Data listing
━━━
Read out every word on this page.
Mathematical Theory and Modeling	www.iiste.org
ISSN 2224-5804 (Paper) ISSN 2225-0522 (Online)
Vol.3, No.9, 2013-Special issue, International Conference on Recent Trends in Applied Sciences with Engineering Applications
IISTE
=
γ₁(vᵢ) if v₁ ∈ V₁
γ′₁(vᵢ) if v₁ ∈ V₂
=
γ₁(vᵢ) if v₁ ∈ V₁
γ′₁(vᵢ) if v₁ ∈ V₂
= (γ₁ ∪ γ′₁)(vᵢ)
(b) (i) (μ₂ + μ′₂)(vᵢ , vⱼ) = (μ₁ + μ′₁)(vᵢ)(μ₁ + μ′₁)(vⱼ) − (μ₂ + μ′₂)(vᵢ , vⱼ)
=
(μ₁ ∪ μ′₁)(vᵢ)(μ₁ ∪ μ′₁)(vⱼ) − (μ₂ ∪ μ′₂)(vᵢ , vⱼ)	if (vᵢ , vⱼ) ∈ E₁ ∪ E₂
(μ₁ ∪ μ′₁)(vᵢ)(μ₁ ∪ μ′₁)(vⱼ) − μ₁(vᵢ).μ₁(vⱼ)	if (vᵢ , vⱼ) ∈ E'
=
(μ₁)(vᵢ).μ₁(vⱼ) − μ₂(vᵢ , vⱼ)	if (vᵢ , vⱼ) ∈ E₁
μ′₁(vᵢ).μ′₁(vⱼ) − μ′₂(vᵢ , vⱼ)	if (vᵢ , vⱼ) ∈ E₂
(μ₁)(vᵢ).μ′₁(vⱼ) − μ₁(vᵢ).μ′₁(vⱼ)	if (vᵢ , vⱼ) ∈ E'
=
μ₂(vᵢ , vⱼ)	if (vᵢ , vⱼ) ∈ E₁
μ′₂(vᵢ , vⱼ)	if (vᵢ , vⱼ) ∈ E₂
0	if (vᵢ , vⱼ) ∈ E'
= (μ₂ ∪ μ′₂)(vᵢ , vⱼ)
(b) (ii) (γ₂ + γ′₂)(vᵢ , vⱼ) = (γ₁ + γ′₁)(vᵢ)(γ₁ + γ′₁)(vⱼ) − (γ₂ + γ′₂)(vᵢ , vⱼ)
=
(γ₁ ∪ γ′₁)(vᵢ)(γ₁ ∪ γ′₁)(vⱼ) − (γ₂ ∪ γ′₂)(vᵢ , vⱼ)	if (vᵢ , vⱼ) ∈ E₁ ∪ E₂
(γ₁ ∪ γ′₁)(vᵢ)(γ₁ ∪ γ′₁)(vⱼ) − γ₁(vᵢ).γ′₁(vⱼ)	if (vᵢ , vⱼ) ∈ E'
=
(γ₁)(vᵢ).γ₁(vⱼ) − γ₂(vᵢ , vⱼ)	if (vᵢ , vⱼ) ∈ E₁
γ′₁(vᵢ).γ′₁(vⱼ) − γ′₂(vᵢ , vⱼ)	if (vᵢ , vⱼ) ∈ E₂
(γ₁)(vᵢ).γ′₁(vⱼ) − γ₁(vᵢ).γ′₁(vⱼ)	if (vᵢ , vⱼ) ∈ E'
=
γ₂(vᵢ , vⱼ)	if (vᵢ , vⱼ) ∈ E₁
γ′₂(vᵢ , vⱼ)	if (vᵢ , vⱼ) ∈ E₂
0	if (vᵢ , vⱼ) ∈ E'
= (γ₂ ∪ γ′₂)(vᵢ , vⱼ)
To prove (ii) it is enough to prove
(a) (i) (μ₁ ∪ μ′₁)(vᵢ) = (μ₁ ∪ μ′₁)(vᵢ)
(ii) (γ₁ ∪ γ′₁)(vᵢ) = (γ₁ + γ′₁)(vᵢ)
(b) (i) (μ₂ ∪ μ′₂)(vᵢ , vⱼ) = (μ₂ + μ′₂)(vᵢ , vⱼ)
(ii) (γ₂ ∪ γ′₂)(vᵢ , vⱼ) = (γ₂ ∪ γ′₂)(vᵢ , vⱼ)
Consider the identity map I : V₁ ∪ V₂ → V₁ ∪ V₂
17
━━━
SET TASK:
Print out the whole listing exactly as it appears.

TASK OUTPUT:
Read out every word on this page.
Mathematical Theory and Modeling	www.iiste.org
ISSN 2224-5804 (Paper) ISSN 2225-0522 (Online)
Vol.3, No.9, 2013-Special issue, International Conference on Recent Trends in Applied Sciences with Engineering Applications
IISTE
=
γ₁(vᵢ) if v₁ ∈ V₁
γ′₁(vᵢ) if v₁ ∈ V₂
=
γ₁(vᵢ) if v₁ ∈ V₁
γ′₁(vᵢ) if v₁ ∈ V₂
= (γ₁ ∪ γ′₁)(vᵢ)
(b) (i) (μ₂ + μ′₂)(vᵢ , vⱼ) = (μ₁ + μ′₁)(vᵢ)(μ₁ + μ′₁)(vⱼ) − (μ₂ + μ′₂)(vᵢ , vⱼ)
=
(μ₁ ∪ μ′₁)(vᵢ)(μ₁ ∪ μ′₁)(vⱼ) − (μ₂ ∪ μ′₂)(vᵢ , vⱼ)	if (vᵢ , vⱼ) ∈ E₁ ∪ E₂
(μ₁ ∪ μ′₁)(vᵢ)(μ₁ ∪ μ′₁)(vⱼ) − μ₁(vᵢ).μ₁(vⱼ)	if (vᵢ , vⱼ) ∈ E'
=
(μ₁)(vᵢ).μ₁(vⱼ) − μ₂(vᵢ , vⱼ)	if (vᵢ , vⱼ) ∈ E₁
μ′₁(vᵢ).μ′₁(vⱼ) − μ′₂(vᵢ , vⱼ)	if (vᵢ , vⱼ) ∈ E₂
(μ₁)(vᵢ).μ′₁(vⱼ) − μ₁(vᵢ).μ′₁(vⱼ)	if (vᵢ , vⱼ) ∈ E'
=
μ₂(vᵢ , vⱼ)	if (vᵢ , vⱼ) ∈ E₁
μ′₂(vᵢ , vⱼ)	if (vᵢ , vⱼ) ∈ E₂
0	if (vᵢ , vⱼ) ∈ E'
= (μ₂ ∪ μ′₂)(vᵢ , vⱼ)
(b) (ii) (γ₂ + γ′₂)(vᵢ , vⱼ) = (γ₁ + γ′₁)(vᵢ)(γ₁ + γ′₁)(vⱼ) − (γ₂ + γ′₂)(vᵢ , vⱼ)
=
(γ₁ ∪ γ′₁)(vᵢ)(γ₁ ∪ γ′₁)(vⱼ) − (γ₂ ∪ γ′₂)(vᵢ , vⱼ)	if (vᵢ , vⱼ) ∈ E₁ ∪ E₂
(γ₁ ∪ γ′₁)(vᵢ)(γ₁ ∪ γ′₁)(vⱼ) − γ₁(vᵢ).γ′₁(vⱼ)	if (vᵢ , vⱼ) ∈ E'
=
(γ₁)(vᵢ).γ₁(vⱼ) − γ₂(vᵢ , vⱼ)	if (vᵢ , vⱼ) ∈ E₁
γ′₁(vᵢ).γ′₁(vⱼ) − γ′₂(vᵢ , vⱼ)	if (vᵢ , vⱼ) ∈ E₂
(γ₁)(vᵢ).γ′₁(vⱼ) − γ₁(vᵢ).γ′₁(vⱼ)	if (vᵢ , vⱼ) ∈ E'
=
γ₂(vᵢ , vⱼ)	if (vᵢ , vⱼ) ∈ E₁
γ′₂(vᵢ , vⱼ)	if (vᵢ , vⱼ) ∈ E₂
0	if (vᵢ , vⱼ) ∈ E'
= (γ₂ ∪ γ′₂)(vᵢ , vⱼ)
To prove (ii) it is enough to prove
(a) (i) (μ₁ ∪ μ′₁)(vᵢ) = (μ₁ ∪ μ′₁)(vᵢ)
(ii) (γ₁ ∪ γ′₁)(vᵢ) = (γ₁ + γ′₁)(vᵢ)
(b) (i) (μ₂ ∪ μ′₂)(vᵢ , vⱼ) = (μ₂ + μ′₂)(vᵢ , vⱼ)
(ii) (γ₂ ∪ γ′₂)(vᵢ , vⱼ) = (γ₂ ∪ γ′₂)(vᵢ , vⱼ)
Consider the identity map I : V₁ ∪ V₂ → V₁ ∪ V₂
17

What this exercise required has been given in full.